*Your task*: Copy out every line of the records below word for word, leaving out the pictures.

============

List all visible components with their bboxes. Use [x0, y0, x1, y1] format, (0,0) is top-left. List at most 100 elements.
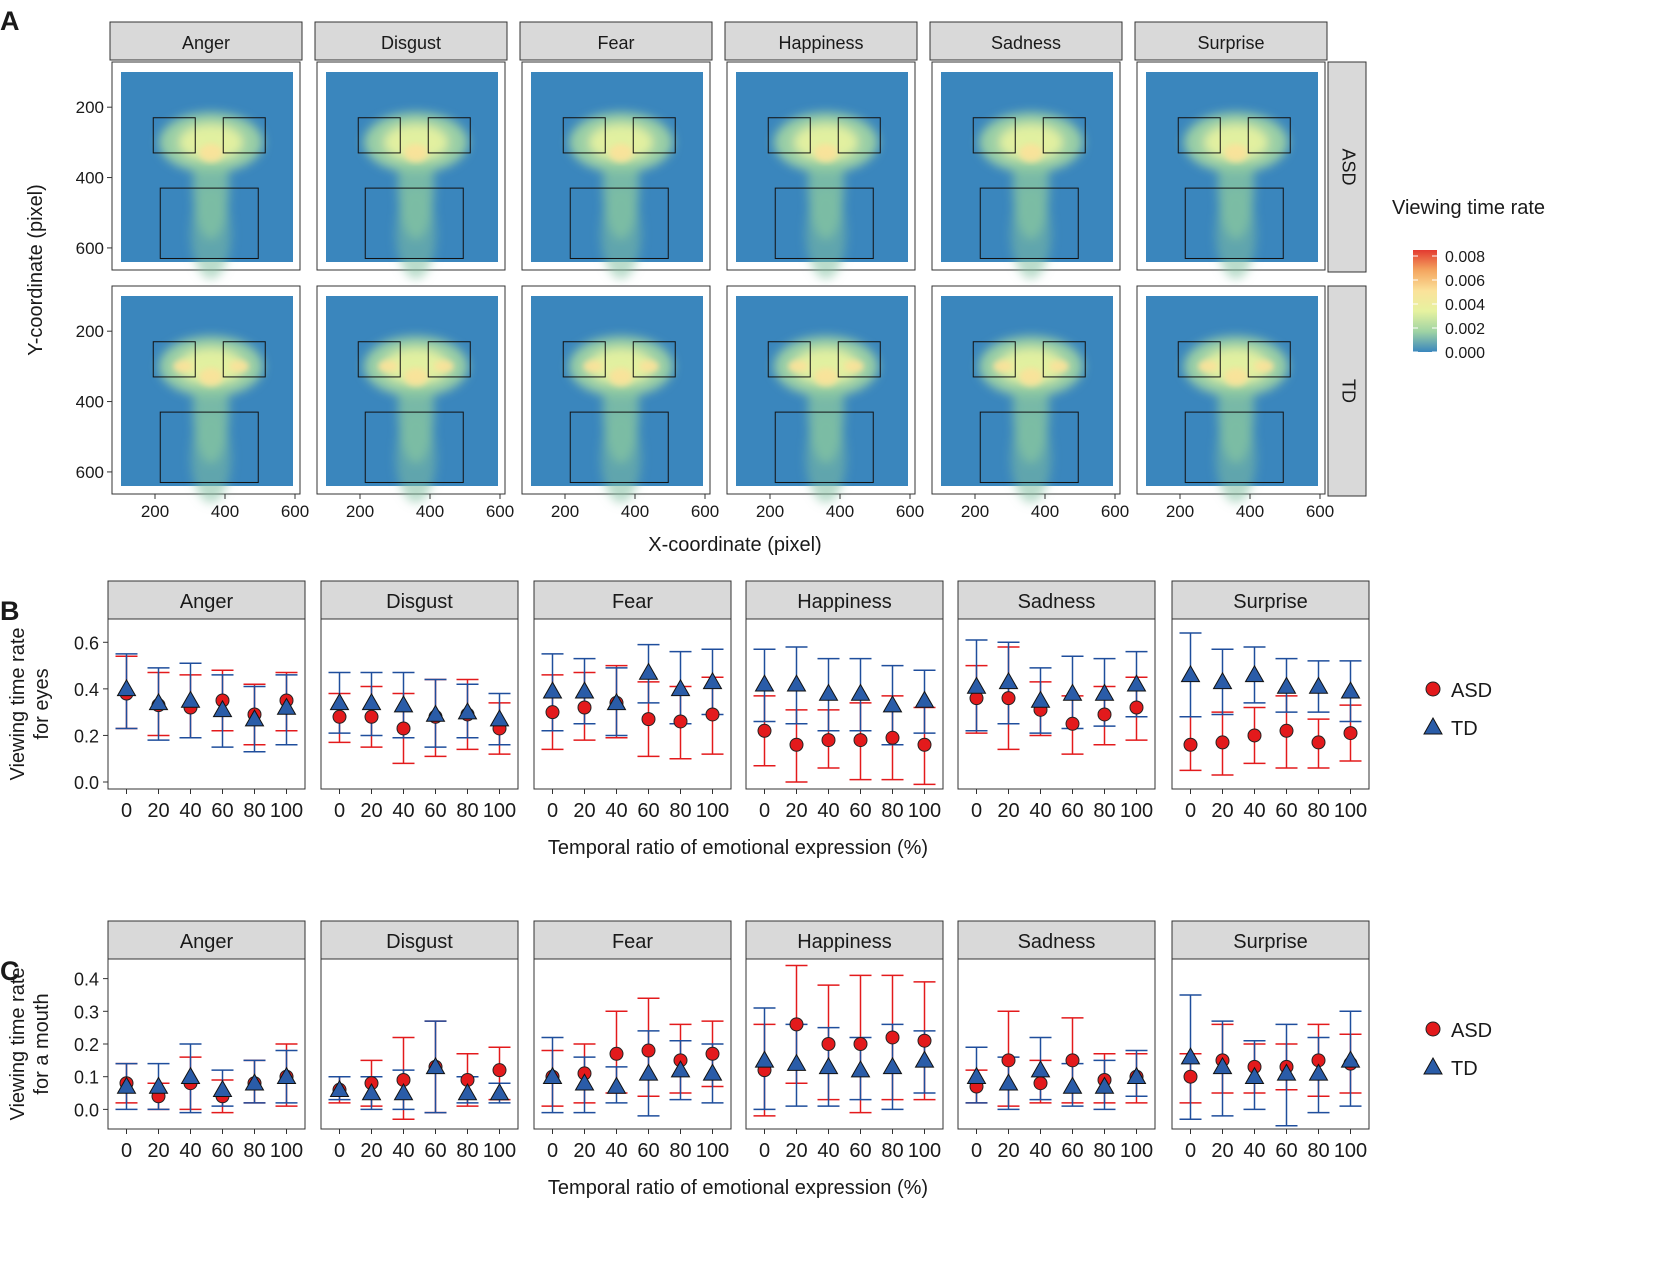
- aoi-mouth: [159, 187, 259, 259]
- x-tick-label: 400: [416, 502, 444, 521]
- heatmap-hotspots: [173, 360, 249, 386]
- td-point: [393, 695, 414, 713]
- legend-td-marker: [1423, 716, 1443, 735]
- td-point: [1340, 1050, 1361, 1068]
- x-tick-label: 40: [1029, 1140, 1051, 1162]
- strip-surprise: [1171, 580, 1370, 620]
- hotspot-right-eye: [1254, 360, 1274, 373]
- x-tick-label: 20: [1211, 1140, 1233, 1162]
- strip-label-fear: Fear: [597, 33, 634, 53]
- td-point: [148, 1076, 169, 1094]
- strip-label-surprise: Surprise: [1233, 591, 1307, 613]
- strip-fear: [533, 920, 732, 960]
- asd-point: [673, 714, 688, 729]
- x-tick-label: 60: [637, 800, 659, 822]
- heat-legend-title: Viewing time rate: [1392, 197, 1545, 219]
- density-glow-mouth: [1216, 412, 1256, 503]
- td-point: [606, 692, 627, 711]
- td-point: [754, 674, 775, 692]
- aoi-left-eye: [767, 117, 811, 154]
- density-glow-mouth: [601, 188, 641, 279]
- aoi-mouth: [979, 411, 1079, 483]
- x-tick-label: 60: [211, 1140, 233, 1162]
- asd-point: [1001, 1053, 1016, 1068]
- density-glow-mouth: [396, 188, 436, 279]
- td-point: [361, 692, 382, 711]
- hotspot-right-eye: [434, 360, 454, 373]
- aoi-right-eye: [837, 341, 881, 378]
- x-tick-label: 0: [759, 1140, 770, 1162]
- x-tick-label: 100: [908, 800, 941, 822]
- asd-point: [1097, 707, 1112, 722]
- asd-point: [885, 1030, 900, 1045]
- strip-label-happiness: Happiness: [778, 33, 863, 53]
- td-point: [1276, 1063, 1297, 1081]
- td-point: [1180, 664, 1201, 683]
- hotspot-right-eye: [844, 360, 864, 373]
- td-point: [998, 671, 1019, 690]
- strip-label-sadness: Sadness: [1018, 931, 1096, 953]
- heatmap-hotspots: [378, 360, 454, 386]
- x-tick-label: 100: [696, 800, 729, 822]
- x-tick-label: 600: [896, 502, 924, 521]
- asd-point: [1215, 735, 1230, 750]
- td-point: [276, 1066, 297, 1084]
- hotspot-left-eye: [993, 360, 1013, 373]
- heatmap-hotspots: [199, 143, 223, 162]
- hotspot-center: [1019, 143, 1043, 162]
- td-point: [638, 1063, 659, 1081]
- x-tick-label: 20: [573, 1140, 595, 1162]
- x-tick-label: 400: [621, 502, 649, 521]
- y-tick-label: 0.1: [74, 1068, 99, 1088]
- x-tick-label: 80: [669, 1140, 691, 1162]
- asd-point: [885, 730, 900, 745]
- facet-frame-surprise: [1171, 618, 1370, 790]
- hotspot-left-eye: [173, 360, 193, 373]
- td-point: [244, 709, 265, 727]
- td-point: [393, 1083, 414, 1101]
- hotspot-center: [1224, 367, 1248, 386]
- td-point: [606, 1076, 627, 1094]
- asd-point: [396, 721, 411, 736]
- asd-point: [492, 1063, 507, 1078]
- aoi-mouth: [1184, 411, 1284, 483]
- x-tick-label: 60: [424, 800, 446, 822]
- x-tick-label: 0: [334, 1140, 345, 1162]
- x-tick-label: 0: [1185, 800, 1196, 822]
- x-tick-label: 20: [360, 800, 382, 822]
- aoi-right-eye: [632, 341, 676, 378]
- legend-td-label: TD: [1451, 718, 1478, 740]
- td-point: [180, 690, 201, 708]
- strip-surprise: [1171, 920, 1370, 960]
- td-point: [1030, 1060, 1051, 1078]
- td-point: [754, 1050, 775, 1068]
- hotspot-left-eye: [378, 360, 398, 373]
- heat-legend-colorbar: [1413, 250, 1437, 352]
- density-glow-mouth: [806, 412, 846, 503]
- heatmap-happiness-td: [726, 285, 916, 503]
- asd-point: [705, 1046, 720, 1061]
- x-tick-label: 20: [785, 800, 807, 822]
- hotspot-center: [1224, 143, 1248, 162]
- aoi-mouth: [569, 187, 669, 259]
- x-tick-label: 0: [759, 800, 770, 822]
- x-tick-label: 20: [1211, 800, 1233, 822]
- x-axis-title: Temporal ratio of emotional expression (…: [548, 837, 928, 859]
- facet-frame-disgust: [320, 958, 519, 1130]
- strip-happiness: [745, 580, 944, 620]
- heatmap-hotspots: [1019, 143, 1043, 162]
- x-tick-label: 200: [551, 502, 579, 521]
- hotspot-center: [609, 367, 633, 386]
- y-tick-label: 600: [76, 239, 104, 258]
- x-tick-label: 40: [179, 1140, 201, 1162]
- heatmap-hotspots: [609, 143, 633, 162]
- density-glow-mouth: [1011, 188, 1051, 279]
- aoi-mouth: [364, 411, 464, 483]
- td-point: [818, 1056, 839, 1075]
- x-tick-label: 80: [456, 1140, 478, 1162]
- facet-frame-disgust: [320, 618, 519, 790]
- row-strip-td: [1327, 285, 1367, 497]
- facet-frame-happiness: [745, 618, 944, 790]
- hotspot-center: [609, 143, 633, 162]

============

*Task output*:
List all visible components with their bboxes. Use [x0, y0, x1, y1] format, (0,0) is top-left. List at most 100 elements.
- aoi-mouth: [159, 187, 259, 259]
- x-tick-label: 400: [416, 502, 444, 521]
- heatmap-hotspots: [173, 360, 249, 386]
- td-point: [393, 695, 414, 713]
- legend-td-marker: [1423, 716, 1443, 735]
- td-point: [1340, 1050, 1361, 1068]
- x-tick-label: 40: [1029, 1140, 1051, 1162]
- strip-surprise: [1171, 580, 1370, 620]
- hotspot-right-eye: [1254, 360, 1274, 373]
- x-tick-label: 20: [1211, 1140, 1233, 1162]
- strip-label-fear: Fear: [597, 33, 634, 53]
- td-point: [148, 1076, 169, 1094]
- strip-label-surprise: Surprise: [1233, 591, 1307, 613]
- strip-fear: [533, 920, 732, 960]
- asd-point: [673, 714, 688, 729]
- x-tick-label: 60: [637, 800, 659, 822]
- heat-legend-title: Viewing time rate: [1392, 197, 1545, 219]
- density-glow-mouth: [1216, 412, 1256, 503]
- td-point: [606, 692, 627, 711]
- td-point: [754, 674, 775, 692]
- aoi-left-eye: [767, 117, 811, 154]
- density-glow-mouth: [601, 188, 641, 279]
- aoi-mouth: [979, 411, 1079, 483]
- x-tick-label: 60: [211, 1140, 233, 1162]
- asd-point: [1001, 1053, 1016, 1068]
- density-glow-mouth: [396, 188, 436, 279]
- td-point: [361, 692, 382, 711]
- hotspot-right-eye: [434, 360, 454, 373]
- aoi-right-eye: [837, 341, 881, 378]
- x-tick-label: 0: [759, 1140, 770, 1162]
- x-tick-label: 100: [908, 800, 941, 822]
- asd-point: [1097, 707, 1112, 722]
- asd-point: [885, 1030, 900, 1045]
- strip-label-happiness: Happiness: [778, 33, 863, 53]
- td-point: [1276, 1063, 1297, 1081]
- td-point: [1180, 664, 1201, 683]
- hotspot-right-eye: [844, 360, 864, 373]
- td-point: [998, 671, 1019, 690]
- strip-label-sadness: Sadness: [1018, 931, 1096, 953]
- heatmap-hotspots: [378, 360, 454, 386]
- x-tick-label: 100: [696, 800, 729, 822]
- x-tick-label: 600: [896, 502, 924, 521]
- asd-point: [1215, 735, 1230, 750]
- td-point: [276, 1066, 297, 1084]
- hotspot-left-eye: [993, 360, 1013, 373]
- heatmap-hotspots: [199, 143, 223, 162]
- hotspot-center: [1019, 143, 1043, 162]
- td-point: [638, 1063, 659, 1081]
- x-tick-label: 20: [573, 1140, 595, 1162]
- x-tick-label: 400: [621, 502, 649, 521]
- y-tick-label: 0.1: [74, 1068, 99, 1088]
- x-tick-label: 80: [669, 1140, 691, 1162]
- asd-point: [885, 730, 900, 745]
- facet-frame-surprise: [1171, 618, 1370, 790]
- hotspot-left-eye: [173, 360, 193, 373]
- td-point: [244, 709, 265, 727]
- td-point: [393, 1083, 414, 1101]
- hotspot-center: [1224, 367, 1248, 386]
- td-point: [606, 1076, 627, 1094]
- asd-point: [396, 721, 411, 736]
- asd-point: [492, 1063, 507, 1078]
- aoi-mouth: [1184, 411, 1284, 483]
- x-tick-label: 60: [424, 800, 446, 822]
- x-tick-label: 0: [334, 1140, 345, 1162]
- x-tick-label: 0: [1185, 800, 1196, 822]
- x-tick-label: 20: [360, 800, 382, 822]
- aoi-right-eye: [632, 341, 676, 378]
- legend-td-label: TD: [1451, 718, 1478, 740]
- td-point: [180, 690, 201, 708]
- strip-surprise: [1171, 920, 1370, 960]
- td-point: [1030, 1060, 1051, 1078]
- td-point: [754, 1050, 775, 1068]
- hotspot-left-eye: [378, 360, 398, 373]
- heat-legend-colorbar: [1413, 250, 1437, 352]
- density-glow-mouth: [806, 412, 846, 503]
- heatmap-happiness-td: [726, 285, 916, 503]
- asd-point: [705, 1046, 720, 1061]
- x-tick-label: 20: [785, 800, 807, 822]
- hotspot-center: [1224, 143, 1248, 162]
- aoi-mouth: [569, 187, 669, 259]
- x-tick-label: 0: [759, 800, 770, 822]
- x-tick-label: 20: [1211, 800, 1233, 822]
- x-axis-title: Temporal ratio of emotional expression (…: [548, 837, 928, 859]
- facet-frame-disgust: [320, 958, 519, 1130]
- strip-happiness: [745, 580, 944, 620]
- heatmap-hotspots: [1019, 143, 1043, 162]
- x-tick-label: 200: [551, 502, 579, 521]
- hotspot-center: [609, 367, 633, 386]
- y-tick-label: 600: [76, 239, 104, 258]
- x-tick-label: 40: [179, 1140, 201, 1162]
- heatmap-hotspots: [609, 143, 633, 162]
- density-glow-mouth: [1011, 188, 1051, 279]
- aoi-mouth: [364, 411, 464, 483]
- td-point: [818, 1056, 839, 1075]
- x-tick-label: 80: [456, 1140, 478, 1162]
- facet-frame-disgust: [320, 618, 519, 790]
- row-strip-td: [1327, 285, 1367, 497]
- facet-frame-happiness: [745, 618, 944, 790]
- hotspot-center: [609, 143, 633, 162]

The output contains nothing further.